--- START ---

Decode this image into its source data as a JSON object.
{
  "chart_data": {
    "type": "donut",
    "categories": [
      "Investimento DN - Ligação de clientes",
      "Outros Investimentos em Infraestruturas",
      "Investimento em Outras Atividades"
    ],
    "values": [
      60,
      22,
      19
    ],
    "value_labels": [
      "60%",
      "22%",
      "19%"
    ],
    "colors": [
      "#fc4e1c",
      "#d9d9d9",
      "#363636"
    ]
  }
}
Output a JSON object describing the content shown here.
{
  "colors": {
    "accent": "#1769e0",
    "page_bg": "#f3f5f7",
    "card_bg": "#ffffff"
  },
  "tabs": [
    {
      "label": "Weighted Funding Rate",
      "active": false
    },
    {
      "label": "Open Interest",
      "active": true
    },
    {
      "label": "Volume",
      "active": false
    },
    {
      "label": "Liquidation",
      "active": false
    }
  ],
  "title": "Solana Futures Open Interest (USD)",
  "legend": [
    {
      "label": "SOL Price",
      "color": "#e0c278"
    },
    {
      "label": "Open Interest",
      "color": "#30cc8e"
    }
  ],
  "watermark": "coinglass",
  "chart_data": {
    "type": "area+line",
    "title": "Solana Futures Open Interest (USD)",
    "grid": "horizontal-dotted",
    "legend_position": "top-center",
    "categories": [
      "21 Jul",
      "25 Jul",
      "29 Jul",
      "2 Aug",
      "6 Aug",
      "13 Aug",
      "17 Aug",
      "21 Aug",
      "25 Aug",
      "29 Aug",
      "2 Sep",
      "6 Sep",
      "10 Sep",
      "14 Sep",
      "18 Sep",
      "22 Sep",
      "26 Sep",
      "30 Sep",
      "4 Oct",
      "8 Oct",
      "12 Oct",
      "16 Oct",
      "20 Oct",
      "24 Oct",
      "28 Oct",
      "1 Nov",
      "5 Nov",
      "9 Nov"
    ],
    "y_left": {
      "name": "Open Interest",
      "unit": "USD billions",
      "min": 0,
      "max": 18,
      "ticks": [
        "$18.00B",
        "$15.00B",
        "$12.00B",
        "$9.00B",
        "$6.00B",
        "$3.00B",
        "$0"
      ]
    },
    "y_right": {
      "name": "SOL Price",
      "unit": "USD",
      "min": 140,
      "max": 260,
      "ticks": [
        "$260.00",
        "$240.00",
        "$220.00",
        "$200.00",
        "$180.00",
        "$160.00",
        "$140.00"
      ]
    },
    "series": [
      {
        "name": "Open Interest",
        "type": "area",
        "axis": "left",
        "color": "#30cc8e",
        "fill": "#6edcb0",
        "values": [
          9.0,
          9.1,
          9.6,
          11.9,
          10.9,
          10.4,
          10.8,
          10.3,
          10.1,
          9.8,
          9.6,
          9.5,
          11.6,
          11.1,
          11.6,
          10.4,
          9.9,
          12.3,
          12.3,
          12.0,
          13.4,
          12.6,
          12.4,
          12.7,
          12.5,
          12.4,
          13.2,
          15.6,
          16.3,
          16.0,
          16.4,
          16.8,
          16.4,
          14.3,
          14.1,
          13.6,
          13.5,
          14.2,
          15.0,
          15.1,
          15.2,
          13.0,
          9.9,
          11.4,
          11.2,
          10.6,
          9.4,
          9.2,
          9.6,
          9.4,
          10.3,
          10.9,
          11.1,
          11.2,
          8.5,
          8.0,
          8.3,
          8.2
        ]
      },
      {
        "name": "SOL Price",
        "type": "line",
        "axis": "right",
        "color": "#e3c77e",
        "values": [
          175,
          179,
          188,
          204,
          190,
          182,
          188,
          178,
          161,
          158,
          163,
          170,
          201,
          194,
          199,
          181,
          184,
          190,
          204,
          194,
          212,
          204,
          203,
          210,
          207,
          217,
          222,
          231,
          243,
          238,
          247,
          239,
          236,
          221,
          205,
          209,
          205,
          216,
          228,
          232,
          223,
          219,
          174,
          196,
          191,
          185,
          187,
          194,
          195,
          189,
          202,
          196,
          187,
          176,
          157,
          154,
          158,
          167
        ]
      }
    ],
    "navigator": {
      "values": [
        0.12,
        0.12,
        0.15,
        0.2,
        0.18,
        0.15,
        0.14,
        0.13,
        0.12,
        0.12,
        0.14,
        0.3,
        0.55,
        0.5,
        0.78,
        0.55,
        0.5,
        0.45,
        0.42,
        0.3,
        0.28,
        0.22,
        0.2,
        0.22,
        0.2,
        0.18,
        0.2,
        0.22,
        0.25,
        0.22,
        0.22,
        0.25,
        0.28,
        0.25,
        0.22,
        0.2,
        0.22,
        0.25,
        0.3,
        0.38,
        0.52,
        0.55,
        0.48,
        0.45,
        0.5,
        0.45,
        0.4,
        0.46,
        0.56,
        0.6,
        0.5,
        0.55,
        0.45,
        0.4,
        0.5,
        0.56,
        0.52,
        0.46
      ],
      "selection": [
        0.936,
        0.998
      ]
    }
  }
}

--- END ---

Take the listing above and set it down exactly.

- OUTPUT FOR THIS TASK -
Decode this image into its source data as a JSON object.
{
  "chart_data": {
    "type": "donut",
    "categories": [
      "Investimento DN - Ligação de clientes",
      "Outros Investimentos em Infraestruturas",
      "Investimento em Outras Atividades"
    ],
    "values": [
      60,
      22,
      19
    ],
    "value_labels": [
      "60%",
      "22%",
      "19%"
    ],
    "colors": [
      "#fc4e1c",
      "#d9d9d9",
      "#363636"
    ]
  }
}
Output a JSON object describing the content shown here.
{
  "colors": {
    "accent": "#1769e0",
    "page_bg": "#f3f5f7",
    "card_bg": "#ffffff"
  },
  "tabs": [
    {
      "label": "Weighted Funding Rate",
      "active": false
    },
    {
      "label": "Open Interest",
      "active": true
    },
    {
      "label": "Volume",
      "active": false
    },
    {
      "label": "Liquidation",
      "active": false
    }
  ],
  "title": "Solana Futures Open Interest (USD)",
  "legend": [
    {
      "label": "SOL Price",
      "color": "#e0c278"
    },
    {
      "label": "Open Interest",
      "color": "#30cc8e"
    }
  ],
  "watermark": "coinglass",
  "chart_data": {
    "type": "area+line",
    "title": "Solana Futures Open Interest (USD)",
    "grid": "horizontal-dotted",
    "legend_position": "top-center",
    "categories": [
      "21 Jul",
      "25 Jul",
      "29 Jul",
      "2 Aug",
      "6 Aug",
      "13 Aug",
      "17 Aug",
      "21 Aug",
      "25 Aug",
      "29 Aug",
      "2 Sep",
      "6 Sep",
      "10 Sep",
      "14 Sep",
      "18 Sep",
      "22 Sep",
      "26 Sep",
      "30 Sep",
      "4 Oct",
      "8 Oct",
      "12 Oct",
      "16 Oct",
      "20 Oct",
      "24 Oct",
      "28 Oct",
      "1 Nov",
      "5 Nov",
      "9 Nov"
    ],
    "y_left": {
      "name": "Open Interest",
      "unit": "USD billions",
      "min": 0,
      "max": 18,
      "ticks": [
        "$18.00B",
        "$15.00B",
        "$12.00B",
        "$9.00B",
        "$6.00B",
        "$3.00B",
        "$0"
      ]
    },
    "y_right": {
      "name": "SOL Price",
      "unit": "USD",
      "min": 140,
      "max": 260,
      "ticks": [
        "$260.00",
        "$240.00",
        "$220.00",
        "$200.00",
        "$180.00",
        "$160.00",
        "$140.00"
      ]
    },
    "series": [
      {
        "name": "Open Interest",
        "type": "area",
        "axis": "left",
        "color": "#30cc8e",
        "fill": "#6edcb0",
        "values": [
          9.0,
          9.1,
          9.6,
          11.9,
          10.9,
          10.4,
          10.8,
          10.3,
          10.1,
          9.8,
          9.6,
          9.5,
          11.6,
          11.1,
          11.6,
          10.4,
          9.9,
          12.3,
          12.3,
          12.0,
          13.4,
          12.6,
          12.4,
          12.7,
          12.5,
          12.4,
          13.2,
          15.6,
          16.3,
          16.0,
          16.4,
          16.8,
          16.4,
          14.3,
          14.1,
          13.6,
          13.5,
          14.2,
          15.0,
          15.1,
          15.2,
          13.0,
          9.9,
          11.4,
          11.2,
          10.6,
          9.4,
          9.2,
          9.6,
          9.4,
          10.3,
          10.9,
          11.1,
          11.2,
          8.5,
          8.0,
          8.3,
          8.2
        ]
      },
      {
        "name": "SOL Price",
        "type": "line",
        "axis": "right",
        "color": "#e3c77e",
        "values": [
          175,
          179,
          188,
          204,
          190,
          182,
          188,
          178,
          161,
          158,
          163,
          170,
          201,
          194,
          199,
          181,
          184,
          190,
          204,
          194,
          212,
          204,
          203,
          210,
          207,
          217,
          222,
          231,
          243,
          238,
          247,
          239,
          236,
          221,
          205,
          209,
          205,
          216,
          228,
          232,
          223,
          219,
          174,
          196,
          191,
          185,
          187,
          194,
          195,
          189,
          202,
          196,
          187,
          176,
          157,
          154,
          158,
          167
        ]
      }
    ],
    "navigator": {
      "values": [
        0.12,
        0.12,
        0.15,
        0.2,
        0.18,
        0.15,
        0.14,
        0.13,
        0.12,
        0.12,
        0.14,
        0.3,
        0.55,
        0.5,
        0.78,
        0.55,
        0.5,
        0.45,
        0.42,
        0.3,
        0.28,
        0.22,
        0.2,
        0.22,
        0.2,
        0.18,
        0.2,
        0.22,
        0.25,
        0.22,
        0.22,
        0.25,
        0.28,
        0.25,
        0.22,
        0.2,
        0.22,
        0.25,
        0.3,
        0.38,
        0.52,
        0.55,
        0.48,
        0.45,
        0.5,
        0.45,
        0.4,
        0.46,
        0.56,
        0.6,
        0.5,
        0.55,
        0.45,
        0.4,
        0.5,
        0.56,
        0.52,
        0.46
      ],
      "selection": [
        0.936,
        0.998
      ]
    }
  }
}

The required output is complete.